## Exercise prompt
Take each line containing "title" and report it exactly as written.

Stored data:
-- -- --

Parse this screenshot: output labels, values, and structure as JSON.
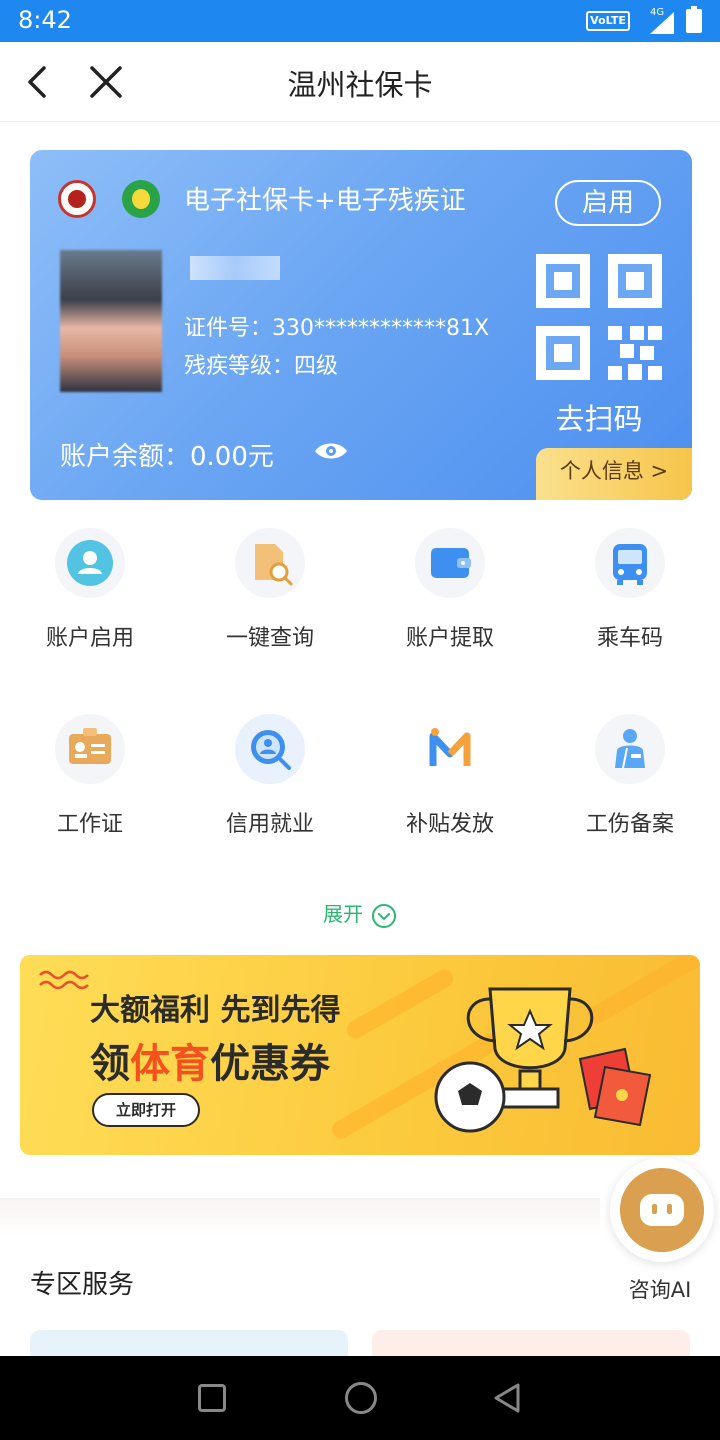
{
  "status_bar": {
    "time": "8:42",
    "volte": "VoLTE",
    "network": "4G"
  },
  "nav": {
    "title": "温州社保卡"
  },
  "card": {
    "title": "电子社保卡+电子残疾证",
    "enable_label": "启用",
    "id_text": "证件号：330************81X",
    "level_text": "残疾等级：四级",
    "balance_text": "账户余额：0.00元",
    "scan_label": "去扫码",
    "personal_label": "个人信息 >"
  },
  "services": [
    {
      "label": "账户启用",
      "icon": "user-icon"
    },
    {
      "label": "一键查询",
      "icon": "document-search-icon"
    },
    {
      "label": "账户提取",
      "icon": "wallet-icon"
    },
    {
      "label": "乘车码",
      "icon": "bus-icon"
    },
    {
      "label": "工作证",
      "icon": "id-card-icon"
    },
    {
      "label": "信用就业",
      "icon": "credit-search-icon"
    },
    {
      "label": "补贴发放",
      "icon": "subsidy-m-icon"
    },
    {
      "label": "工伤备案",
      "icon": "injury-person-icon"
    }
  ],
  "expand_label": "展开",
  "banner": {
    "line1": "大额福利 先到先得",
    "line2_a": "领",
    "line2_b": "体育",
    "line2_c": "优惠券",
    "button": "立即打开"
  },
  "ai": {
    "label": "咨询AI"
  },
  "section": {
    "title": "专区服务"
  },
  "colors": {
    "status_bar": "#1e88f0",
    "accent_green": "#2bb673",
    "banner_highlight": "#f5511e"
  }
}
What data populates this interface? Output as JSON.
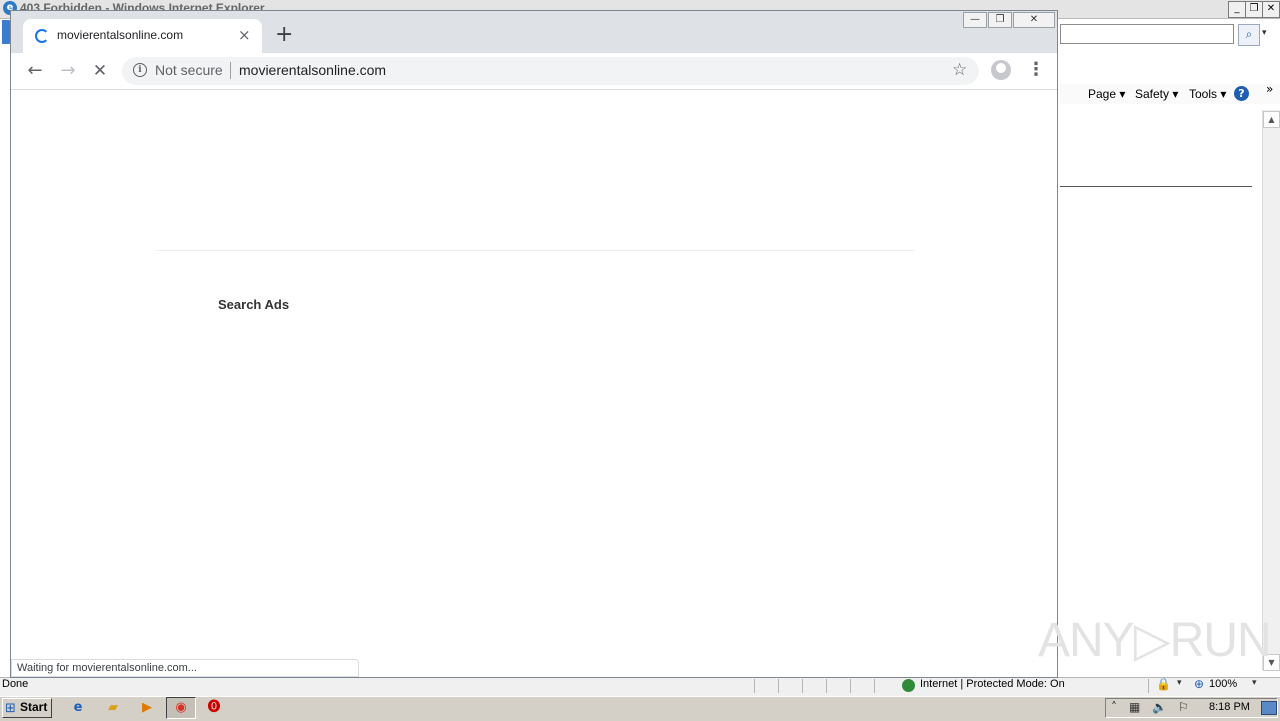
{
  "ie": {
    "title": "403 Forbidden - Windows Internet Explorer",
    "cmdbar": {
      "page_label": "Page ▾",
      "safety_label": "Safety ▾",
      "tools_label": "Tools ▾",
      "help_label": "?"
    },
    "status": {
      "left": "Done",
      "zone": "Internet | Protected Mode: On",
      "zoom": "100%"
    }
  },
  "chrome": {
    "tab": {
      "title": "movierentalsonline.com",
      "close": "×"
    },
    "new_tab": "+",
    "toolbar": {
      "back": "←",
      "forward": "→",
      "stop": "✕",
      "star": "☆",
      "menu": "⋮"
    },
    "omnibox": {
      "security": "Not secure",
      "url": "movierentalsonline.com"
    },
    "window_buttons": {
      "minimize": "—",
      "restore": "❐",
      "close": "✕"
    },
    "page": {
      "search_ads": "Search Ads"
    },
    "status": "Waiting for movierentalsonline.com..."
  },
  "watermark": "ANY▷RUN",
  "taskbar": {
    "start_label": "Start",
    "clock": "8:18 PM"
  },
  "colors": {
    "accent": "#1a73e8",
    "tabstrip": "#dee1e6",
    "omnibox": "#f1f3f4",
    "taskbar": "#d4d0c8"
  }
}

-- -- --

## Written answer
    "title": "温州社保卡"
    "title": "电子社保卡+电子残疾证",
    "title": "专区服务"
    "title": "403 Forbidden - Windows Internet Explorer",
      "title": "movierentalsonline.com",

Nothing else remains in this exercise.